### INSTRUCTION
Copy the records below exactly as they appear.

### RECORDS PROVIDED
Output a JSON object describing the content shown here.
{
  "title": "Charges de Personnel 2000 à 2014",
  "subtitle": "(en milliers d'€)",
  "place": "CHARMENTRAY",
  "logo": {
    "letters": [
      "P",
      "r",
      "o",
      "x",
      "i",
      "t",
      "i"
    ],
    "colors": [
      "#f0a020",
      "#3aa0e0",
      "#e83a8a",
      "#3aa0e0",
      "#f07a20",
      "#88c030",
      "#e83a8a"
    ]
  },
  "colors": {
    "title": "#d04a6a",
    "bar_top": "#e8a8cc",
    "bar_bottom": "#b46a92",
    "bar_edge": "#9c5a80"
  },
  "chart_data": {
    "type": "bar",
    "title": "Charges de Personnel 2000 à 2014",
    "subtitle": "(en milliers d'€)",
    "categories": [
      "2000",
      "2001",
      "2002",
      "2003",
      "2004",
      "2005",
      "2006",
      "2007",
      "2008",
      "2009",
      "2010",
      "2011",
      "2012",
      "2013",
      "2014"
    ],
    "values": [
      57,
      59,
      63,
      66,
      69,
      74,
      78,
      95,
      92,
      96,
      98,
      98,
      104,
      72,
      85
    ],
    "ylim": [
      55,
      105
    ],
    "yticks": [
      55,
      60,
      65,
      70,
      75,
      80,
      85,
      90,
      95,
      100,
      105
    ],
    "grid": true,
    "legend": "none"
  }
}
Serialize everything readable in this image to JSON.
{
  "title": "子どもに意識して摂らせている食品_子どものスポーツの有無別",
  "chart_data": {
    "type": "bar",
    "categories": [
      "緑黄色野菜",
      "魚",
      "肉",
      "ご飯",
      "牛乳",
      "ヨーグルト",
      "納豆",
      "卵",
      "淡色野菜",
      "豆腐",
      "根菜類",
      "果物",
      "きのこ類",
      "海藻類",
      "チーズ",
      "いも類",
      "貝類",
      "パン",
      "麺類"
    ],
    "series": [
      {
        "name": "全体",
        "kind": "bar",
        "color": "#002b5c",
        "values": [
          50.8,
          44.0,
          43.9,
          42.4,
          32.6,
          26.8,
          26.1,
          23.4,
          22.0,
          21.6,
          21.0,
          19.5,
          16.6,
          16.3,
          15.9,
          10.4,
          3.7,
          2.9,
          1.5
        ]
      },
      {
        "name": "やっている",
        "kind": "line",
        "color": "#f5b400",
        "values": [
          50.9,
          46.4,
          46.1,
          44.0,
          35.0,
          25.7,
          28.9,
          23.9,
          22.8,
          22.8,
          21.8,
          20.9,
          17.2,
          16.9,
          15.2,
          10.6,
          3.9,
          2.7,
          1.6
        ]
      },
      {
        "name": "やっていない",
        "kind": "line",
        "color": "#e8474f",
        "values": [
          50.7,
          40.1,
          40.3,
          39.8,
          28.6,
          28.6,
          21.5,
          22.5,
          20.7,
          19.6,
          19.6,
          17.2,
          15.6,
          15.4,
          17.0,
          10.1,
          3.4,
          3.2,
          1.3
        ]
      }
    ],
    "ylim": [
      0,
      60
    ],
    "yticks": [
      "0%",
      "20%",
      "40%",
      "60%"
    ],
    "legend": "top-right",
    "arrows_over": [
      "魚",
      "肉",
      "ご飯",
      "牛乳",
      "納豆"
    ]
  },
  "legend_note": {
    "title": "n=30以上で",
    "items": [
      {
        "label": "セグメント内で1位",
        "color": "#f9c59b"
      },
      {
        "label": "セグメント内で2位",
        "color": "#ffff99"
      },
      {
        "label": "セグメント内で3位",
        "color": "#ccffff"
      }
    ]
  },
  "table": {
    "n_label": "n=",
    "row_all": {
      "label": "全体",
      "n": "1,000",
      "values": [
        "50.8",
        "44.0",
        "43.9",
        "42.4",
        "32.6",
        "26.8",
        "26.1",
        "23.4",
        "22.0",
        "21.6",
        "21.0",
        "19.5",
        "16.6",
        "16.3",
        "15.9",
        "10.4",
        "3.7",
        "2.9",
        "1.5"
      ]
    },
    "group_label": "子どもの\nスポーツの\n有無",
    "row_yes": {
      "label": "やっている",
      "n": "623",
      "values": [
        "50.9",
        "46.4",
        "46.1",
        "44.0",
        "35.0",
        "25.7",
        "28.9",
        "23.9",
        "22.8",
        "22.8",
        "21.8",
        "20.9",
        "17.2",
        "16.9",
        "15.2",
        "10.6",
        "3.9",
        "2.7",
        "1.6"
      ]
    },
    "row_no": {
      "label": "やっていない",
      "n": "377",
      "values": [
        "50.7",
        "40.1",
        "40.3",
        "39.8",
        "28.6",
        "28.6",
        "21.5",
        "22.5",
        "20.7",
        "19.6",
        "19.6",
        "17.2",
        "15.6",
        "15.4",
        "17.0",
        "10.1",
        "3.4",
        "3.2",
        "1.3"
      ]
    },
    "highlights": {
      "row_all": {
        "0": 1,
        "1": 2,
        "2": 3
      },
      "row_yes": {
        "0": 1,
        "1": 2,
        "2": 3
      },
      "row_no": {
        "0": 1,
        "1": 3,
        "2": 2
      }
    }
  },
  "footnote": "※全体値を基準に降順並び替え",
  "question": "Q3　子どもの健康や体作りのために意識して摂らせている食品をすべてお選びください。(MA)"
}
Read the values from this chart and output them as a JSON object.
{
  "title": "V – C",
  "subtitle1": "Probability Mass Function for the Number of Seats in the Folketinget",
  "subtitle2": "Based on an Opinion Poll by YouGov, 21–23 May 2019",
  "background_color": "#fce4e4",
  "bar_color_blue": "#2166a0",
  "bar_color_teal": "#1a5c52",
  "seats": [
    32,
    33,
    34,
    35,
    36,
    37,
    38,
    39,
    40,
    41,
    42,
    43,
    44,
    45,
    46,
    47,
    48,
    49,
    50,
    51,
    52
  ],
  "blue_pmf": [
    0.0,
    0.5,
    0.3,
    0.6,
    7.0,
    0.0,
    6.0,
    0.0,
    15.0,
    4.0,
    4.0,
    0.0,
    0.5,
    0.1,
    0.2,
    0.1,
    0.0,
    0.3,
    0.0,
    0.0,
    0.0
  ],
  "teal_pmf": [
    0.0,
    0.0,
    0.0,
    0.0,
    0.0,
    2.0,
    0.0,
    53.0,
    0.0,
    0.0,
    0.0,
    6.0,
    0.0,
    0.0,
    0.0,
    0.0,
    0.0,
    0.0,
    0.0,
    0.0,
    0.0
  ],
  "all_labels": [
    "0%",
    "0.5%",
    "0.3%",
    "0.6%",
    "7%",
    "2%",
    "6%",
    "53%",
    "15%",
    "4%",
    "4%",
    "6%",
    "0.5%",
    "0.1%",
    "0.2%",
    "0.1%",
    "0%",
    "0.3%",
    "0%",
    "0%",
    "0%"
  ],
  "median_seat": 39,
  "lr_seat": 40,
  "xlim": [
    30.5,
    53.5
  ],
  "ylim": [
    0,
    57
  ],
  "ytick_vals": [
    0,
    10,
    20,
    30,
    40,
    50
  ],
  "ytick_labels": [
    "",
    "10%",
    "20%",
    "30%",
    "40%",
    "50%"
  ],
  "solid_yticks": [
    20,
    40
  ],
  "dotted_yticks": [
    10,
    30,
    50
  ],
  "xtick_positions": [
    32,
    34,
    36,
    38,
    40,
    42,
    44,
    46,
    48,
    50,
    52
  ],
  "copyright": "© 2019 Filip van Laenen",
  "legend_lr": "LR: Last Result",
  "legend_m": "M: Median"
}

### TASK SOLUTION
Output a JSON object describing the content shown here.
{
  "title": "Charges de Personnel 2000 à 2014",
  "subtitle": "(en milliers d'€)",
  "place": "CHARMENTRAY",
  "logo": {
    "letters": [
      "P",
      "r",
      "o",
      "x",
      "i",
      "t",
      "i"
    ],
    "colors": [
      "#f0a020",
      "#3aa0e0",
      "#e83a8a",
      "#3aa0e0",
      "#f07a20",
      "#88c030",
      "#e83a8a"
    ]
  },
  "colors": {
    "title": "#d04a6a",
    "bar_top": "#e8a8cc",
    "bar_bottom": "#b46a92",
    "bar_edge": "#9c5a80"
  },
  "chart_data": {
    "type": "bar",
    "title": "Charges de Personnel 2000 à 2014",
    "subtitle": "(en milliers d'€)",
    "categories": [
      "2000",
      "2001",
      "2002",
      "2003",
      "2004",
      "2005",
      "2006",
      "2007",
      "2008",
      "2009",
      "2010",
      "2011",
      "2012",
      "2013",
      "2014"
    ],
    "values": [
      57,
      59,
      63,
      66,
      69,
      74,
      78,
      95,
      92,
      96,
      98,
      98,
      104,
      72,
      85
    ],
    "ylim": [
      55,
      105
    ],
    "yticks": [
      55,
      60,
      65,
      70,
      75,
      80,
      85,
      90,
      95,
      100,
      105
    ],
    "grid": true,
    "legend": "none"
  }
}
Serialize everything readable in this image to JSON.
{
  "title": "子どもに意識して摂らせている食品_子どものスポーツの有無別",
  "chart_data": {
    "type": "bar",
    "categories": [
      "緑黄色野菜",
      "魚",
      "肉",
      "ご飯",
      "牛乳",
      "ヨーグルト",
      "納豆",
      "卵",
      "淡色野菜",
      "豆腐",
      "根菜類",
      "果物",
      "きのこ類",
      "海藻類",
      "チーズ",
      "いも類",
      "貝類",
      "パン",
      "麺類"
    ],
    "series": [
      {
        "name": "全体",
        "kind": "bar",
        "color": "#002b5c",
        "values": [
          50.8,
          44.0,
          43.9,
          42.4,
          32.6,
          26.8,
          26.1,
          23.4,
          22.0,
          21.6,
          21.0,
          19.5,
          16.6,
          16.3,
          15.9,
          10.4,
          3.7,
          2.9,
          1.5
        ]
      },
      {
        "name": "やっている",
        "kind": "line",
        "color": "#f5b400",
        "values": [
          50.9,
          46.4,
          46.1,
          44.0,
          35.0,
          25.7,
          28.9,
          23.9,
          22.8,
          22.8,
          21.8,
          20.9,
          17.2,
          16.9,
          15.2,
          10.6,
          3.9,
          2.7,
          1.6
        ]
      },
      {
        "name": "やっていない",
        "kind": "line",
        "color": "#e8474f",
        "values": [
          50.7,
          40.1,
          40.3,
          39.8,
          28.6,
          28.6,
          21.5,
          22.5,
          20.7,
          19.6,
          19.6,
          17.2,
          15.6,
          15.4,
          17.0,
          10.1,
          3.4,
          3.2,
          1.3
        ]
      }
    ],
    "ylim": [
      0,
      60
    ],
    "yticks": [
      "0%",
      "20%",
      "40%",
      "60%"
    ],
    "legend": "top-right",
    "arrows_over": [
      "魚",
      "肉",
      "ご飯",
      "牛乳",
      "納豆"
    ]
  },
  "legend_note": {
    "title": "n=30以上で",
    "items": [
      {
        "label": "セグメント内で1位",
        "color": "#f9c59b"
      },
      {
        "label": "セグメント内で2位",
        "color": "#ffff99"
      },
      {
        "label": "セグメント内で3位",
        "color": "#ccffff"
      }
    ]
  },
  "table": {
    "n_label": "n=",
    "row_all": {
      "label": "全体",
      "n": "1,000",
      "values": [
        "50.8",
        "44.0",
        "43.9",
        "42.4",
        "32.6",
        "26.8",
        "26.1",
        "23.4",
        "22.0",
        "21.6",
        "21.0",
        "19.5",
        "16.6",
        "16.3",
        "15.9",
        "10.4",
        "3.7",
        "2.9",
        "1.5"
      ]
    },
    "group_label": "子どもの\nスポーツの\n有無",
    "row_yes": {
      "label": "やっている",
      "n": "623",
      "values": [
        "50.9",
        "46.4",
        "46.1",
        "44.0",
        "35.0",
        "25.7",
        "28.9",
        "23.9",
        "22.8",
        "22.8",
        "21.8",
        "20.9",
        "17.2",
        "16.9",
        "15.2",
        "10.6",
        "3.9",
        "2.7",
        "1.6"
      ]
    },
    "row_no": {
      "label": "やっていない",
      "n": "377",
      "values": [
        "50.7",
        "40.1",
        "40.3",
        "39.8",
        "28.6",
        "28.6",
        "21.5",
        "22.5",
        "20.7",
        "19.6",
        "19.6",
        "17.2",
        "15.6",
        "15.4",
        "17.0",
        "10.1",
        "3.4",
        "3.2",
        "1.3"
      ]
    },
    "highlights": {
      "row_all": {
        "0": 1,
        "1": 2,
        "2": 3
      },
      "row_yes": {
        "0": 1,
        "1": 2,
        "2": 3
      },
      "row_no": {
        "0": 1,
        "1": 3,
        "2": 2
      }
    }
  },
  "footnote": "※全体値を基準に降順並び替え",
  "question": "Q3　子どもの健康や体作りのために意識して摂らせている食品をすべてお選びください。(MA)"
}
Read the values from this chart and output them as a JSON object.
{
  "title": "V – C",
  "subtitle1": "Probability Mass Function for the Number of Seats in the Folketinget",
  "subtitle2": "Based on an Opinion Poll by YouGov, 21–23 May 2019",
  "background_color": "#fce4e4",
  "bar_color_blue": "#2166a0",
  "bar_color_teal": "#1a5c52",
  "seats": [
    32,
    33,
    34,
    35,
    36,
    37,
    38,
    39,
    40,
    41,
    42,
    43,
    44,
    45,
    46,
    47,
    48,
    49,
    50,
    51,
    52
  ],
  "blue_pmf": [
    0.0,
    0.5,
    0.3,
    0.6,
    7.0,
    0.0,
    6.0,
    0.0,
    15.0,
    4.0,
    4.0,
    0.0,
    0.5,
    0.1,
    0.2,
    0.1,
    0.0,
    0.3,
    0.0,
    0.0,
    0.0
  ],
  "teal_pmf": [
    0.0,
    0.0,
    0.0,
    0.0,
    0.0,
    2.0,
    0.0,
    53.0,
    0.0,
    0.0,
    0.0,
    6.0,
    0.0,
    0.0,
    0.0,
    0.0,
    0.0,
    0.0,
    0.0,
    0.0,
    0.0
  ],
  "all_labels": [
    "0%",
    "0.5%",
    "0.3%",
    "0.6%",
    "7%",
    "2%",
    "6%",
    "53%",
    "15%",
    "4%",
    "4%",
    "6%",
    "0.5%",
    "0.1%",
    "0.2%",
    "0.1%",
    "0%",
    "0.3%",
    "0%",
    "0%",
    "0%"
  ],
  "median_seat": 39,
  "lr_seat": 40,
  "xlim": [
    30.5,
    53.5
  ],
  "ylim": [
    0,
    57
  ],
  "ytick_vals": [
    0,
    10,
    20,
    30,
    40,
    50
  ],
  "ytick_labels": [
    "",
    "10%",
    "20%",
    "30%",
    "40%",
    "50%"
  ],
  "solid_yticks": [
    20,
    40
  ],
  "dotted_yticks": [
    10,
    30,
    50
  ],
  "xtick_positions": [
    32,
    34,
    36,
    38,
    40,
    42,
    44,
    46,
    48,
    50,
    52
  ],
  "copyright": "© 2019 Filip van Laenen",
  "legend_lr": "LR: Last Result",
  "legend_m": "M: Median"
}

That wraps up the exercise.